**Work to do:** Return a copy of each line that holds the string "million".

○ ○ ○ ○ ○ ○ ○

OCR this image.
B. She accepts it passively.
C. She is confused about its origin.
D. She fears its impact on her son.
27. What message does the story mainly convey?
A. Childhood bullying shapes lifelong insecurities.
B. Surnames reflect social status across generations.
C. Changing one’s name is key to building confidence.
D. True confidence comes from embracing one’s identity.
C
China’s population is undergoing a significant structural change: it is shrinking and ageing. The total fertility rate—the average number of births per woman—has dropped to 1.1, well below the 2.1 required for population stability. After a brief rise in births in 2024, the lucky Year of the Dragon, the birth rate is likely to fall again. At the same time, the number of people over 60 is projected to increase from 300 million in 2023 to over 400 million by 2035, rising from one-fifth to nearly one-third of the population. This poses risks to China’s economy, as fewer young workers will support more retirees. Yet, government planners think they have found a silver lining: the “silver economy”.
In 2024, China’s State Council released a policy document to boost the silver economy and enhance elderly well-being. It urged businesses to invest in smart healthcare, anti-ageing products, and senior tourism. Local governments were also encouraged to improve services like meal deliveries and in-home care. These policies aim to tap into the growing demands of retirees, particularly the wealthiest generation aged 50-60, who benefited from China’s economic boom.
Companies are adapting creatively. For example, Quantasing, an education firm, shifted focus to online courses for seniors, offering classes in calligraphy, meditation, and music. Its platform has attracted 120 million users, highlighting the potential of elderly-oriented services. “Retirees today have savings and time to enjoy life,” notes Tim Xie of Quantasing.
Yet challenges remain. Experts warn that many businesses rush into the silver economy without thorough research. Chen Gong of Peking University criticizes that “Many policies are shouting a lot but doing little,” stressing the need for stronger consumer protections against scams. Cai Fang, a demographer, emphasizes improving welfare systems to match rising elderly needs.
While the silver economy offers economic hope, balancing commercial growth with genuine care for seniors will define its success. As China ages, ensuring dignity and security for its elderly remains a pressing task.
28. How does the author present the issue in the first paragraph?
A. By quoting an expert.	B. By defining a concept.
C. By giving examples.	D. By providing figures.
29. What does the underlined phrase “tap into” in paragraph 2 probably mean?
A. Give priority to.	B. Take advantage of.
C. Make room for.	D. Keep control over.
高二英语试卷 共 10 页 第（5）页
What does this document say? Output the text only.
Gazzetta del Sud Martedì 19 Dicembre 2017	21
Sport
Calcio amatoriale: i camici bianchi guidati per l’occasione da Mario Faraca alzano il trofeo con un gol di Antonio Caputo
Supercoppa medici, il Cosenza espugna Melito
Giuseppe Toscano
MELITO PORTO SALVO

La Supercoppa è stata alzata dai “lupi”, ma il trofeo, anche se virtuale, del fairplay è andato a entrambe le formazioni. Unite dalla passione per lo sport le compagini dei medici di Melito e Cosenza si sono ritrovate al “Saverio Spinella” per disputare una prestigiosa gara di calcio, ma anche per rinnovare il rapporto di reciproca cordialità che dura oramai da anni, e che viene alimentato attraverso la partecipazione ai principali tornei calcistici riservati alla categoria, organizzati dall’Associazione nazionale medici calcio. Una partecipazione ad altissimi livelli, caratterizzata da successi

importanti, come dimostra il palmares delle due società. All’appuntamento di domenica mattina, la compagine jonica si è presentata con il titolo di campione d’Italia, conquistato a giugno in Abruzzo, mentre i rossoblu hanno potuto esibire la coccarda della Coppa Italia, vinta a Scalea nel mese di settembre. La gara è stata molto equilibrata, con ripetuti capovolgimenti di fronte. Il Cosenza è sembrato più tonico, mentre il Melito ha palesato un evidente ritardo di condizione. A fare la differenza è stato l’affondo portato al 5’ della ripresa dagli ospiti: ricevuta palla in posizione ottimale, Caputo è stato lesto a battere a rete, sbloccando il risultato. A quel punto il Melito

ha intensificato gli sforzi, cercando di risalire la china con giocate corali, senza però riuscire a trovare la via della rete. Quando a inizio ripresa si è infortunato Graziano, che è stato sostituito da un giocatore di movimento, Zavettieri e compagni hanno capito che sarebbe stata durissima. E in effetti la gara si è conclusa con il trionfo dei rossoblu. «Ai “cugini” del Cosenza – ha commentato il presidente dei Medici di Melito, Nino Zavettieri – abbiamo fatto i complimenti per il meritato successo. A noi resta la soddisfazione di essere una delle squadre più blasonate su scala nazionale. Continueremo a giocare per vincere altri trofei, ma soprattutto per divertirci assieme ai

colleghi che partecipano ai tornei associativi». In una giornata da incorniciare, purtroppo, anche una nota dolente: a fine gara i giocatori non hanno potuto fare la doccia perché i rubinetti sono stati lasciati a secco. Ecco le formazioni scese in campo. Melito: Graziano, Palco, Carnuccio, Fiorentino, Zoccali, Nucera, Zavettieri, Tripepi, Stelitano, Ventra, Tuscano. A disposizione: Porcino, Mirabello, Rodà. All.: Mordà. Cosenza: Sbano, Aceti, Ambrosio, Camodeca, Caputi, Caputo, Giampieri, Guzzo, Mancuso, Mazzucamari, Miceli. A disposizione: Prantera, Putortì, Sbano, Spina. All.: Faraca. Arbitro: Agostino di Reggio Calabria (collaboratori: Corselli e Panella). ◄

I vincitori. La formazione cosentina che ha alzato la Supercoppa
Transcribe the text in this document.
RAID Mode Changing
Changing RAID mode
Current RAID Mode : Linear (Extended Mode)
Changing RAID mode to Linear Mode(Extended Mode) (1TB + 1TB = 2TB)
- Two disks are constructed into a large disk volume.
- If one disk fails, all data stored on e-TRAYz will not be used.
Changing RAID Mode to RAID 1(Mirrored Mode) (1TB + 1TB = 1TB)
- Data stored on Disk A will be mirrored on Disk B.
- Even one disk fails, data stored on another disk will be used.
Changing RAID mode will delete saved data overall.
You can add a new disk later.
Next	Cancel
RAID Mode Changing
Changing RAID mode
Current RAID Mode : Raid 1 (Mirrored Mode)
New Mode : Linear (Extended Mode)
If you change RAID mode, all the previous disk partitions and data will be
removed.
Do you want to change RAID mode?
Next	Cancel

○ ○ ○ ○ ○ ○ ○

**Result of this exercise:**
China’s population is undergoing a significant structural change: it is shrinking and ageing. The total fertility rate—the average number of births per woman—has dropped to 1.1, well below the 2.1 required for population stability. After a brief rise in births in 2024, the lucky Year of the Dragon, the birth rate is likely to fall again. At the same time, the number of people over 60 is projected to increase from 300 million in 2023 to over 400 million by 2035, rising from one-fifth to nearly one-third of the population. This poses risks to China’s economy, as fewer young workers will support more retirees. Yet, government planners think they have found a silver lining: the “silver economy”.
Companies are adapting creatively. For example, Quantasing, an education firm, shifted focus to online courses for seniors, offering classes in calligraphy, meditation, and music. Its platform has attracted 120 million users, highlighting the potential of elderly-oriented services. “Retirees today have savings and time to enjoy life,” notes Tim Xie of Quantasing.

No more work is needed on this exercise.